▶ [Stated exercise]: Locate the lines that hold the string "title". Copy every such line.

------------------------------------------------------------------------

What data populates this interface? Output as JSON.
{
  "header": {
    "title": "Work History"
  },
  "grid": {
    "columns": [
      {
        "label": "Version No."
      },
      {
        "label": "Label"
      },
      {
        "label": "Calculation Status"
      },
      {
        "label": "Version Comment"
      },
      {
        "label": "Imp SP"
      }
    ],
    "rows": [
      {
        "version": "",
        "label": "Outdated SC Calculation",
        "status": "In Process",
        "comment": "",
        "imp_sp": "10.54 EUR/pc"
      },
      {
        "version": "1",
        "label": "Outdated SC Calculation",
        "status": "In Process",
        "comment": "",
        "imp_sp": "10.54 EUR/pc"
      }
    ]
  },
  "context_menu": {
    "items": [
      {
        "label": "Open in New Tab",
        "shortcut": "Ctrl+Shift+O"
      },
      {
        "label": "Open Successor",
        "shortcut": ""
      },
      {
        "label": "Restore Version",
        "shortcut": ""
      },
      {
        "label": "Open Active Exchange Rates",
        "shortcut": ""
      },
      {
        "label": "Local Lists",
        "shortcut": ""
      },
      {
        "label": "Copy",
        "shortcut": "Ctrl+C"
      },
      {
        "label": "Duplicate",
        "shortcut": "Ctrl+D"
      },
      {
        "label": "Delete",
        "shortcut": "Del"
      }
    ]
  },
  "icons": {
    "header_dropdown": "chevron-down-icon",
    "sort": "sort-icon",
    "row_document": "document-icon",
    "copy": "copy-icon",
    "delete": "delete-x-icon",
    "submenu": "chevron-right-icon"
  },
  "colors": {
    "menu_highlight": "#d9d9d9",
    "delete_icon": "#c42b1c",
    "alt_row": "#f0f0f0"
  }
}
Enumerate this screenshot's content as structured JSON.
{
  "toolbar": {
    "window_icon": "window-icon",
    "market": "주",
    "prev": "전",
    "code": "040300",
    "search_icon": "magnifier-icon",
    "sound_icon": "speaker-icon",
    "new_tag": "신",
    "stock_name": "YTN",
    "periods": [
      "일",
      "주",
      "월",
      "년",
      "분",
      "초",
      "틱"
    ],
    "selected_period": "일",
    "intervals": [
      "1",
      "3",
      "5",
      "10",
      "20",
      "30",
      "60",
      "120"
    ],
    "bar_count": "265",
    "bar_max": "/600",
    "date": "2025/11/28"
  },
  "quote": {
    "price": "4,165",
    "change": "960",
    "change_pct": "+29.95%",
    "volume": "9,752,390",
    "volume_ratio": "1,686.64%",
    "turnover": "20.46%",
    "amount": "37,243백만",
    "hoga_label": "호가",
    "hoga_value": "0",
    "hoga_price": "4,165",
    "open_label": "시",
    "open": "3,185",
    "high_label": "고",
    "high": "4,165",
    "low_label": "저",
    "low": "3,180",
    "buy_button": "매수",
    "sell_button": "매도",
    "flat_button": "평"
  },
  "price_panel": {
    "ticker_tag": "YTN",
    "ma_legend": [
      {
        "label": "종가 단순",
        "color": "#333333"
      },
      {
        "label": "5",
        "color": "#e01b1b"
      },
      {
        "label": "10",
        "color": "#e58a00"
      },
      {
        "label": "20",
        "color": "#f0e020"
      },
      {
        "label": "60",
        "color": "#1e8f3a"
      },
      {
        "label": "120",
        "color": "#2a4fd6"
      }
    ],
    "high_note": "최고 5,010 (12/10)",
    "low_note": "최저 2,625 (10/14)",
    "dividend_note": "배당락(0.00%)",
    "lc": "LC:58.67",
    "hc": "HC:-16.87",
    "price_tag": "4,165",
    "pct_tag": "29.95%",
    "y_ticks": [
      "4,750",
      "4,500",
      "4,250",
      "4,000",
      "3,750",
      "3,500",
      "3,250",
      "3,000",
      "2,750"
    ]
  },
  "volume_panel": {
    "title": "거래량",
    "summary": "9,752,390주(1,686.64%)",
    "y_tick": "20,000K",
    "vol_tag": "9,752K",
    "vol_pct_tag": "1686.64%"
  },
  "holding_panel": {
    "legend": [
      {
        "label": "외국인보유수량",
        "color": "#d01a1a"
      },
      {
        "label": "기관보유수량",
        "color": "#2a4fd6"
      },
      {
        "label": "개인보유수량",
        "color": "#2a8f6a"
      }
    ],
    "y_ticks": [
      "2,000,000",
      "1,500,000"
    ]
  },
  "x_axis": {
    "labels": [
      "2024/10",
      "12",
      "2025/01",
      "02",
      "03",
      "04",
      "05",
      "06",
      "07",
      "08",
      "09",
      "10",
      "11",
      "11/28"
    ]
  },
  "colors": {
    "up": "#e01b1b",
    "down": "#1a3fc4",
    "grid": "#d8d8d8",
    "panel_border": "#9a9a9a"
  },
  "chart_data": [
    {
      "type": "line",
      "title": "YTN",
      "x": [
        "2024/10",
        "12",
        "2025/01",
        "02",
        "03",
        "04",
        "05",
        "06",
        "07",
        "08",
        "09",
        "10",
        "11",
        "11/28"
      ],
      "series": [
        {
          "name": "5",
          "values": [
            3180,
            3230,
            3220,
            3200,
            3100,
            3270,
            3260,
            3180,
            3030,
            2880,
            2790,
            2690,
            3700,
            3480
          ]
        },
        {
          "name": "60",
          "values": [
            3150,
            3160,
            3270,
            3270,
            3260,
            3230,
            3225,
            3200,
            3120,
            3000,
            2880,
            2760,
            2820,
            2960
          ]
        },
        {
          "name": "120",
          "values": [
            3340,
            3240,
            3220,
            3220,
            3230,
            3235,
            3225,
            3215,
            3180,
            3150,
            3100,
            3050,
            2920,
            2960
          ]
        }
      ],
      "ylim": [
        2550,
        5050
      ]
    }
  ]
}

------------------------------------------------------------------------

▶ [Answer for this exercise]:
    "title": "Work History"
    "title": "거래량",
      "title": "YTN",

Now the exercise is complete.